Extract the complete listing and output it unchanged.

(Extracted data entries)
** BEGIN **

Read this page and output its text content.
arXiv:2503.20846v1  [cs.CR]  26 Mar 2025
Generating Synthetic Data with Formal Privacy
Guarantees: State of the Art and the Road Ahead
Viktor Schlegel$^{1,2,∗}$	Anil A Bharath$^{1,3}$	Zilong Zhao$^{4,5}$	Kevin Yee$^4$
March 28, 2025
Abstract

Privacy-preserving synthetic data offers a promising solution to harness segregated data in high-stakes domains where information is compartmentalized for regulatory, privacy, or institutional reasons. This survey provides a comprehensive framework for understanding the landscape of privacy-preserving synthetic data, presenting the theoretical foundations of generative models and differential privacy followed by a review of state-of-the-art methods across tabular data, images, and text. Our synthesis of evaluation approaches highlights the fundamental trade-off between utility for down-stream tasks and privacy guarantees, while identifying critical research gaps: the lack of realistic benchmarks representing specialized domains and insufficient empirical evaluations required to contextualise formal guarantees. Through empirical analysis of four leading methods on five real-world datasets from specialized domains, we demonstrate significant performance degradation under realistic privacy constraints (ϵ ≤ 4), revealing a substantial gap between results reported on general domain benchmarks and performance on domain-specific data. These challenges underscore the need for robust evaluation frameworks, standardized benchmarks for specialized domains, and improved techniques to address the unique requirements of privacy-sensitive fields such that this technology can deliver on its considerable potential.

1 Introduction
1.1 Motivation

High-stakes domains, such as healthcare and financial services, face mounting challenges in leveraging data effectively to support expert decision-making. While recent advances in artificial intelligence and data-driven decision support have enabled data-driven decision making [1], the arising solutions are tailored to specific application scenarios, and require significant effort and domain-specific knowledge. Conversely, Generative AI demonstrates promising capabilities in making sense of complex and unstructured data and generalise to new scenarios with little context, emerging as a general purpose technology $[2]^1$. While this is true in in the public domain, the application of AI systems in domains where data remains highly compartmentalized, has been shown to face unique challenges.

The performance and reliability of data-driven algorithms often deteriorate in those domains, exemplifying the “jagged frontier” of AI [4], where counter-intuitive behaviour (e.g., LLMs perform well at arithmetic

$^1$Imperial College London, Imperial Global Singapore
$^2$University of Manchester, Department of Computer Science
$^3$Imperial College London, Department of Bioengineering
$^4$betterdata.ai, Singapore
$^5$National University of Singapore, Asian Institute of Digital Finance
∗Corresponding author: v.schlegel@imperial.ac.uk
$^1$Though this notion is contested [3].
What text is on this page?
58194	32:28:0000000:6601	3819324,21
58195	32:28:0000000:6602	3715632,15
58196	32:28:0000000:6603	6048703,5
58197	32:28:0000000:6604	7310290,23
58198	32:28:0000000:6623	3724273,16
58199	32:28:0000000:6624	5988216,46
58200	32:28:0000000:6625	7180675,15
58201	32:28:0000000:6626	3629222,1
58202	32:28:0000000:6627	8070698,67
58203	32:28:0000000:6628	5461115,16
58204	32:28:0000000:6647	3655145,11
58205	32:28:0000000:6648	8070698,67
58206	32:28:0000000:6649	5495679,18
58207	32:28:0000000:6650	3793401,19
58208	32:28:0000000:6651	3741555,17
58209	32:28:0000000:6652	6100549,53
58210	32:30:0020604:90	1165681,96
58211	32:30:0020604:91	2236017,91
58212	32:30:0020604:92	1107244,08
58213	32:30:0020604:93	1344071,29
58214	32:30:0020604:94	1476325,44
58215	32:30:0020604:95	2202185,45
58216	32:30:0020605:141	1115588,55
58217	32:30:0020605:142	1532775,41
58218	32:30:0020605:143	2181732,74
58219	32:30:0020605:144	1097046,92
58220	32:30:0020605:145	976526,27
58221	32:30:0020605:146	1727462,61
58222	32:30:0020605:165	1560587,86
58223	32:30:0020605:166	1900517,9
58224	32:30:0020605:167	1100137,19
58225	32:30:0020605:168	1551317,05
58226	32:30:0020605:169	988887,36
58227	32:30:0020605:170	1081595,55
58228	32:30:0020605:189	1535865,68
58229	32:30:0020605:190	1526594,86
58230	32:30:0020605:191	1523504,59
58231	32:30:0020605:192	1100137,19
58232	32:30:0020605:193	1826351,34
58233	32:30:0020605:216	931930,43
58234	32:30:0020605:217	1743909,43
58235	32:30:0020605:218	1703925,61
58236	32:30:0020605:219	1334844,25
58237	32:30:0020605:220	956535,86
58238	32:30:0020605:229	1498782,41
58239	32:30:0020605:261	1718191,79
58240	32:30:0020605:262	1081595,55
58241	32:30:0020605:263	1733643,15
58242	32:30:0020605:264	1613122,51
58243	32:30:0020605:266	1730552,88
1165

** END **

▶ Exercise output
Read this page and output its text content.
arXiv:2503.20846v1  [cs.CR]  26 Mar 2025
Generating Synthetic Data with Formal Privacy
Guarantees: State of the Art and the Road Ahead
Viktor Schlegel$^{1,2,∗}$	Anil A Bharath$^{1,3}$	Zilong Zhao$^{4,5}$	Kevin Yee$^4$
March 28, 2025
Abstract

Privacy-preserving synthetic data offers a promising solution to harness segregated data in high-stakes domains where information is compartmentalized for regulatory, privacy, or institutional reasons. This survey provides a comprehensive framework for understanding the landscape of privacy-preserving synthetic data, presenting the theoretical foundations of generative models and differential privacy followed by a review of state-of-the-art methods across tabular data, images, and text. Our synthesis of evaluation approaches highlights the fundamental trade-off between utility for down-stream tasks and privacy guarantees, while identifying critical research gaps: the lack of realistic benchmarks representing specialized domains and insufficient empirical evaluations required to contextualise formal guarantees. Through empirical analysis of four leading methods on five real-world datasets from specialized domains, we demonstrate significant performance degradation under realistic privacy constraints (ϵ ≤ 4), revealing a substantial gap between results reported on general domain benchmarks and performance on domain-specific data. These challenges underscore the need for robust evaluation frameworks, standardized benchmarks for specialized domains, and improved techniques to address the unique requirements of privacy-sensitive fields such that this technology can deliver on its considerable potential.

1 Introduction
1.1 Motivation

High-stakes domains, such as healthcare and financial services, face mounting challenges in leveraging data effectively to support expert decision-making. While recent advances in artificial intelligence and data-driven decision support have enabled data-driven decision making [1], the arising solutions are tailored to specific application scenarios, and require significant effort and domain-specific knowledge. Conversely, Generative AI demonstrates promising capabilities in making sense of complex and unstructured data and generalise to new scenarios with little context, emerging as a general purpose technology $[2]^1$. While this is true in in the public domain, the application of AI systems in domains where data remains highly compartmentalized, has been shown to face unique challenges.

The performance and reliability of data-driven algorithms often deteriorate in those domains, exemplifying the “jagged frontier” of AI [4], where counter-intuitive behaviour (e.g., LLMs perform well at arithmetic

$^1$Imperial College London, Imperial Global Singapore
$^2$University of Manchester, Department of Computer Science
$^3$Imperial College London, Department of Bioengineering
$^4$betterdata.ai, Singapore
$^5$National University of Singapore, Asian Institute of Digital Finance
∗Corresponding author: v.schlegel@imperial.ac.uk
$^1$Though this notion is contested [3].
What text is on this page?
58194	32:28:0000000:6601	3819324,21
58195	32:28:0000000:6602	3715632,15
58196	32:28:0000000:6603	6048703,5
58197	32:28:0000000:6604	7310290,23
58198	32:28:0000000:6623	3724273,16
58199	32:28:0000000:6624	5988216,46
58200	32:28:0000000:6625	7180675,15
58201	32:28:0000000:6626	3629222,1
58202	32:28:0000000:6627	8070698,67
58203	32:28:0000000:6628	5461115,16
58204	32:28:0000000:6647	3655145,11
58205	32:28:0000000:6648	8070698,67
58206	32:28:0000000:6649	5495679,18
58207	32:28:0000000:6650	3793401,19
58208	32:28:0000000:6651	3741555,17
58209	32:28:0000000:6652	6100549,53
58210	32:30:0020604:90	1165681,96
58211	32:30:0020604:91	2236017,91
58212	32:30:0020604:92	1107244,08
58213	32:30:0020604:93	1344071,29
58214	32:30:0020604:94	1476325,44
58215	32:30:0020604:95	2202185,45
58216	32:30:0020605:141	1115588,55
58217	32:30:0020605:142	1532775,41
58218	32:30:0020605:143	2181732,74
58219	32:30:0020605:144	1097046,92
58220	32:30:0020605:145	976526,27
58221	32:30:0020605:146	1727462,61
58222	32:30:0020605:165	1560587,86
58223	32:30:0020605:166	1900517,9
58224	32:30:0020605:167	1100137,19
58225	32:30:0020605:168	1551317,05
58226	32:30:0020605:169	988887,36
58227	32:30:0020605:170	1081595,55
58228	32:30:0020605:189	1535865,68
58229	32:30:0020605:190	1526594,86
58230	32:30:0020605:191	1523504,59
58231	32:30:0020605:192	1100137,19
58232	32:30:0020605:193	1826351,34
58233	32:30:0020605:216	931930,43
58234	32:30:0020605:217	1743909,43
58235	32:30:0020605:218	1703925,61
58236	32:30:0020605:219	1334844,25
58237	32:30:0020605:220	956535,86
58238	32:30:0020605:229	1498782,41
58239	32:30:0020605:261	1718191,79
58240	32:30:0020605:262	1081595,55
58241	32:30:0020605:263	1733643,15
58242	32:30:0020605:264	1613122,51
58243	32:30:0020605:266	1730552,88
1165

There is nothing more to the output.